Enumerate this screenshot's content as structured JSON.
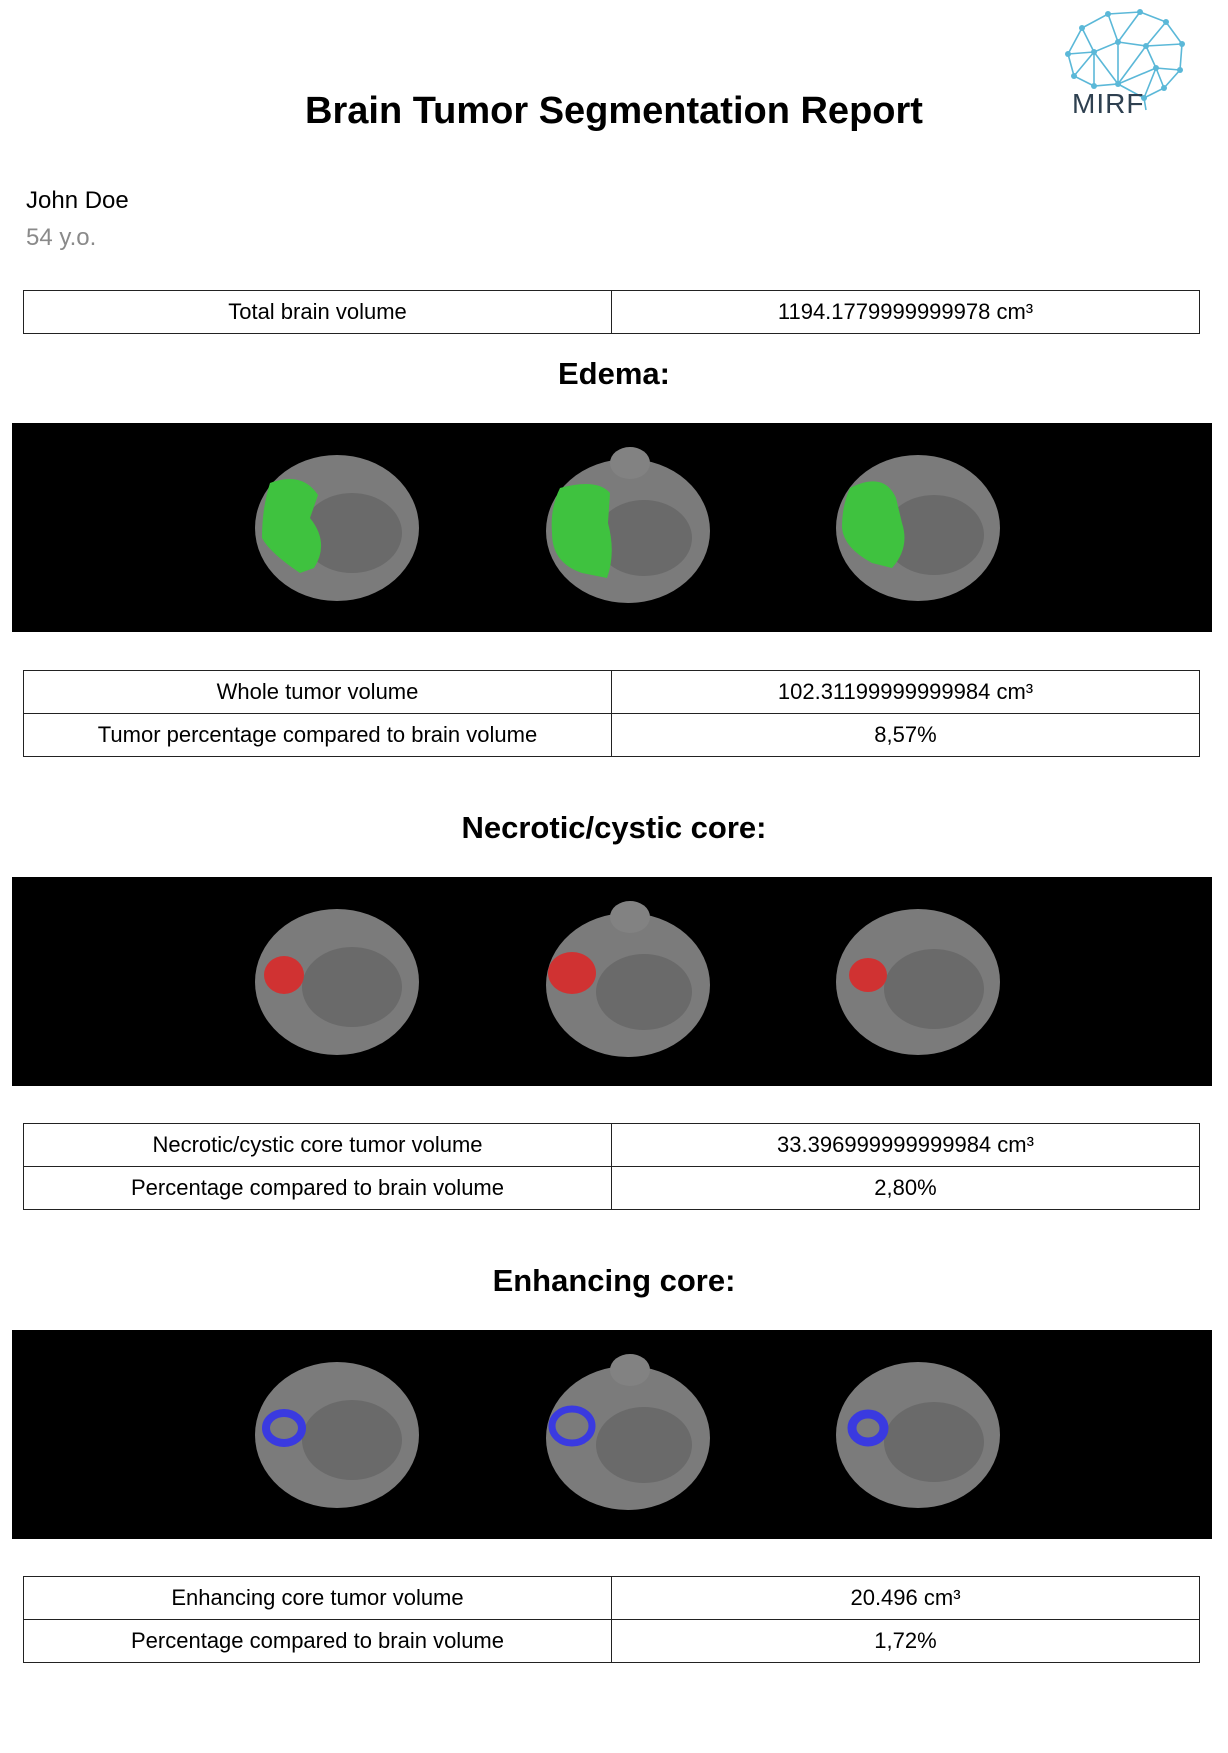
{
  "report": {
    "title": "Brain Tumor Segmentation Report",
    "logo_text": "MIRF"
  },
  "patient": {
    "name": "John Doe",
    "age": "54 y.o."
  },
  "total_brain": {
    "label": "Total brain volume",
    "value": "1194.1779999999978 cm³"
  },
  "edema": {
    "title": "Edema:",
    "overlay_color": "#3fc23f",
    "rows": [
      {
        "label": "Whole tumor volume",
        "value": "102.31199999999984 cm³"
      },
      {
        "label": "Tumor percentage compared to brain volume",
        "value": "8,57%"
      }
    ]
  },
  "necrotic": {
    "title": "Necrotic/cystic core:",
    "overlay_color": "#d03232",
    "rows": [
      {
        "label": "Necrotic/cystic core tumor volume",
        "value": "33.396999999999984 cm³"
      },
      {
        "label": "Percentage compared to brain volume",
        "value": "2,80%"
      }
    ]
  },
  "enhancing": {
    "title": "Enhancing core:",
    "overlay_color": "#3a3ae0",
    "rows": [
      {
        "label": "Enhancing core tumor volume",
        "value": "20.496 cm³"
      },
      {
        "label": "Percentage compared to brain volume",
        "value": "1,72%"
      }
    ]
  }
}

▸ YOUR TASK
The word to find is "value". Copy every line of the data that holds it.

▸ ANSWER BOX
    "value": "1194.1779999999978 cm³"
        "value": "102.31199999999984 cm³"
        "value": "8,57%"
        "value": "33.396999999999984 cm³"
        "value": "2,80%"
        "value": "20.496 cm³"
        "value": "1,72%"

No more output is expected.